> [RECORD LIST]:

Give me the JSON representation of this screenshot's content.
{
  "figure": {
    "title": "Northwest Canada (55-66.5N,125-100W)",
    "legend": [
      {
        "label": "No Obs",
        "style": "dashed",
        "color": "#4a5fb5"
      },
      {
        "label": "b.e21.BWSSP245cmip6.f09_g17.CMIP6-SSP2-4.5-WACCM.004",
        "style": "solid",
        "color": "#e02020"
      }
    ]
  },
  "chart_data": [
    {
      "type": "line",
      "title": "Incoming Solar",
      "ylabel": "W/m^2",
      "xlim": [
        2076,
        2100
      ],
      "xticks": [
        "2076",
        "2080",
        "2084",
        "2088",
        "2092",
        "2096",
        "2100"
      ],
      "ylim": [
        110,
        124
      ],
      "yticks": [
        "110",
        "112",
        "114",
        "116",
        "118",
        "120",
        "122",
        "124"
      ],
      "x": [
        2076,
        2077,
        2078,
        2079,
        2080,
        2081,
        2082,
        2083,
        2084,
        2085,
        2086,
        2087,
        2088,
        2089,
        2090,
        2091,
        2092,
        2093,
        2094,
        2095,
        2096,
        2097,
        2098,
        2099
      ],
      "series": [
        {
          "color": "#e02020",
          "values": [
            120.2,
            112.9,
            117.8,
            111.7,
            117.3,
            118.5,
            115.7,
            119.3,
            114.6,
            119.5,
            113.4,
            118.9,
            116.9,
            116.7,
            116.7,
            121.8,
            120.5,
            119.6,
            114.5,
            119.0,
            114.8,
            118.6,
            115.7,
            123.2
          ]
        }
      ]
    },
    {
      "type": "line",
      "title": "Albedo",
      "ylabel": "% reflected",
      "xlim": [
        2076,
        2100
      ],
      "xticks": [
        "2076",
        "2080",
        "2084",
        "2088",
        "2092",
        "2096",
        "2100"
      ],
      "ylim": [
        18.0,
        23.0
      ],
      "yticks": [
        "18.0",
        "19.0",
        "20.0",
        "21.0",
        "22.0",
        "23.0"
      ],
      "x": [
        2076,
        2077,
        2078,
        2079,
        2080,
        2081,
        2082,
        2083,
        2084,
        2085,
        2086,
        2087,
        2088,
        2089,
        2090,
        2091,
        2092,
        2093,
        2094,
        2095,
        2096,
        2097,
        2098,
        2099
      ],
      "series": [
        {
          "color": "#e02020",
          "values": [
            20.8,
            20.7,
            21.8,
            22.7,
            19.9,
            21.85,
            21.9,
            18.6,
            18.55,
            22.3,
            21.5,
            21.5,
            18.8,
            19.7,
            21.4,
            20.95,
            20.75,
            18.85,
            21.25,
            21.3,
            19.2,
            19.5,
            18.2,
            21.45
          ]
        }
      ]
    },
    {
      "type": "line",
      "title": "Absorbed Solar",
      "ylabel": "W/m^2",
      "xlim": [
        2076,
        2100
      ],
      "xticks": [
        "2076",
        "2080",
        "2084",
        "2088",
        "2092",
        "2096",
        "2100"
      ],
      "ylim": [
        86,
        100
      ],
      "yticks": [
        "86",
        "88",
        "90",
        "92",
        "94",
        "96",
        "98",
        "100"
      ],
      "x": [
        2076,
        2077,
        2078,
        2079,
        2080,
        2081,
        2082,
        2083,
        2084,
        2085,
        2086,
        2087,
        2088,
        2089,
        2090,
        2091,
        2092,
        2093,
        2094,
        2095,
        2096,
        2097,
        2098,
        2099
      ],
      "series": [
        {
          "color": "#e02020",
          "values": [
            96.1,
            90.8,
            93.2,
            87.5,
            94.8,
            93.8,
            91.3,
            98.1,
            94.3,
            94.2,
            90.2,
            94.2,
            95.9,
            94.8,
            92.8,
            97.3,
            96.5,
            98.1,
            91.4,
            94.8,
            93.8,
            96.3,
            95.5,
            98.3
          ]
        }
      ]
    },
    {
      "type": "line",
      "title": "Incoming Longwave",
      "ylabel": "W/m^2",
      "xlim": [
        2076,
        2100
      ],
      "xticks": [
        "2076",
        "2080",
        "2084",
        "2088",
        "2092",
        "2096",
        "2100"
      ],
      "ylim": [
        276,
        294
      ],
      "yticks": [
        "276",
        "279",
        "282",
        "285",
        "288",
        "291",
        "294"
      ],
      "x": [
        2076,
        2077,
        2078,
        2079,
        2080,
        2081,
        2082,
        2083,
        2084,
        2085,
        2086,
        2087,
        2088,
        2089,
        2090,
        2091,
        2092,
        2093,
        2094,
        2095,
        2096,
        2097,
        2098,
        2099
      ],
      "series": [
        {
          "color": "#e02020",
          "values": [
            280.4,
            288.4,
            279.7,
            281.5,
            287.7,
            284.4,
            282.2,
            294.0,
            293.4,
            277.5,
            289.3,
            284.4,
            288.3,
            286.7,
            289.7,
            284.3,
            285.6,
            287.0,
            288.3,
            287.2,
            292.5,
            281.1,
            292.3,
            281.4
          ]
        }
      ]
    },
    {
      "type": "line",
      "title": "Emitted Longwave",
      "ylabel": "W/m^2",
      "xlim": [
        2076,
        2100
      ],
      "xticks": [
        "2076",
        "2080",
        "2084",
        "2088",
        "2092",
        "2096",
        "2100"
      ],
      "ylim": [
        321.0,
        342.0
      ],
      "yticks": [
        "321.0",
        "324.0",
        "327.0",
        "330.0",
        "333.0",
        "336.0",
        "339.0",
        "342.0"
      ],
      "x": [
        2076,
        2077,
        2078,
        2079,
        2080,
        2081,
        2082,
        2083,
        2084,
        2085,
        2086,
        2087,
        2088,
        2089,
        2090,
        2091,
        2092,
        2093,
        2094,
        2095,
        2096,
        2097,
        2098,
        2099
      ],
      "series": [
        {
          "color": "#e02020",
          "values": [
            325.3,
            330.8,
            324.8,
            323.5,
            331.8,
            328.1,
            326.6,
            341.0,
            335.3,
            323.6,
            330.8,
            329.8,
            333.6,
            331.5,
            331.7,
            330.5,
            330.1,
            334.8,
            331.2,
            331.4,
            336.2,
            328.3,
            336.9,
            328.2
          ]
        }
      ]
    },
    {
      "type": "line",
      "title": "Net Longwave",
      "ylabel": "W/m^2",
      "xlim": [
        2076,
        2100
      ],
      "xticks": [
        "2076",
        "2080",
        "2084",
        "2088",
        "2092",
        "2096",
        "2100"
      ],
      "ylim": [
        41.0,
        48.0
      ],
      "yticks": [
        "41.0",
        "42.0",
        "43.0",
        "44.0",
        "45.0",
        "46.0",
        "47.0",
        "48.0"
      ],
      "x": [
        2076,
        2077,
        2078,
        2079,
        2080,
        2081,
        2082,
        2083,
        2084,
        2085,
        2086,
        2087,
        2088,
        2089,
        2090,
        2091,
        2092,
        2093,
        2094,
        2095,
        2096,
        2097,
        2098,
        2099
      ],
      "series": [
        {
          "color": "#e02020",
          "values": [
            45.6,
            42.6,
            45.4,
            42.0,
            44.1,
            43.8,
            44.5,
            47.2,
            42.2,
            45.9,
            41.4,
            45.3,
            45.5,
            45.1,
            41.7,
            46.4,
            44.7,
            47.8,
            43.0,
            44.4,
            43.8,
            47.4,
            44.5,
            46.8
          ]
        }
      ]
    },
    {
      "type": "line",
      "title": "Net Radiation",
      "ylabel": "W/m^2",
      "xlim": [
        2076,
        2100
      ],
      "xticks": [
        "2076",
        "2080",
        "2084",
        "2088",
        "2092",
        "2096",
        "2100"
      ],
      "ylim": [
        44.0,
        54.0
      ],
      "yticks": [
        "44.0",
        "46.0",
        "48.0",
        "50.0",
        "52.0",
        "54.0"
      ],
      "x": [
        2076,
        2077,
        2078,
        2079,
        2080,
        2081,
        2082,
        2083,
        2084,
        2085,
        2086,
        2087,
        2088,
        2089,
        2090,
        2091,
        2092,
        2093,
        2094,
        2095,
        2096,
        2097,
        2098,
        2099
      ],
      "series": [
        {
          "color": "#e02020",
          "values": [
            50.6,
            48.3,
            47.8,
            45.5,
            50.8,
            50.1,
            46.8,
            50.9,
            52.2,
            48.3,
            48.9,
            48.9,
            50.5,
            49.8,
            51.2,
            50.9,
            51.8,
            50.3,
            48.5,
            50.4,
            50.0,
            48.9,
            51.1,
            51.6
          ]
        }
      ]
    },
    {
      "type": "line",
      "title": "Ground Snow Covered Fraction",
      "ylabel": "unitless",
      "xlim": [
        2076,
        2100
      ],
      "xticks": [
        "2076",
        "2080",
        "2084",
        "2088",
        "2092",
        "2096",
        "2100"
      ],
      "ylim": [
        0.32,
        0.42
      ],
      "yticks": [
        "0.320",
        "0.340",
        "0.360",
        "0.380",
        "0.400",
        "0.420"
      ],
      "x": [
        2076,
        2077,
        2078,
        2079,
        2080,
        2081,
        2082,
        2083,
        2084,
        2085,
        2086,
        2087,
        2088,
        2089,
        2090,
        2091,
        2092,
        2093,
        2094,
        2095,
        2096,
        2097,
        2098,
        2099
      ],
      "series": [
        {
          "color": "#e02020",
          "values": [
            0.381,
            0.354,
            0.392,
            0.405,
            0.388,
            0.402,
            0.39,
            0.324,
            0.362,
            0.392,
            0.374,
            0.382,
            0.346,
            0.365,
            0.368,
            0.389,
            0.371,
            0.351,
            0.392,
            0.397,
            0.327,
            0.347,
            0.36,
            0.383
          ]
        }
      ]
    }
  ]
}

> [YOUR TASK]:
Extract, from the listing above, every line where the string "Longwave" occurs.

> [TASK ANSWER]:
      "title": "Incoming Longwave",
      "title": "Emitted Longwave",
      "title": "Net Longwave",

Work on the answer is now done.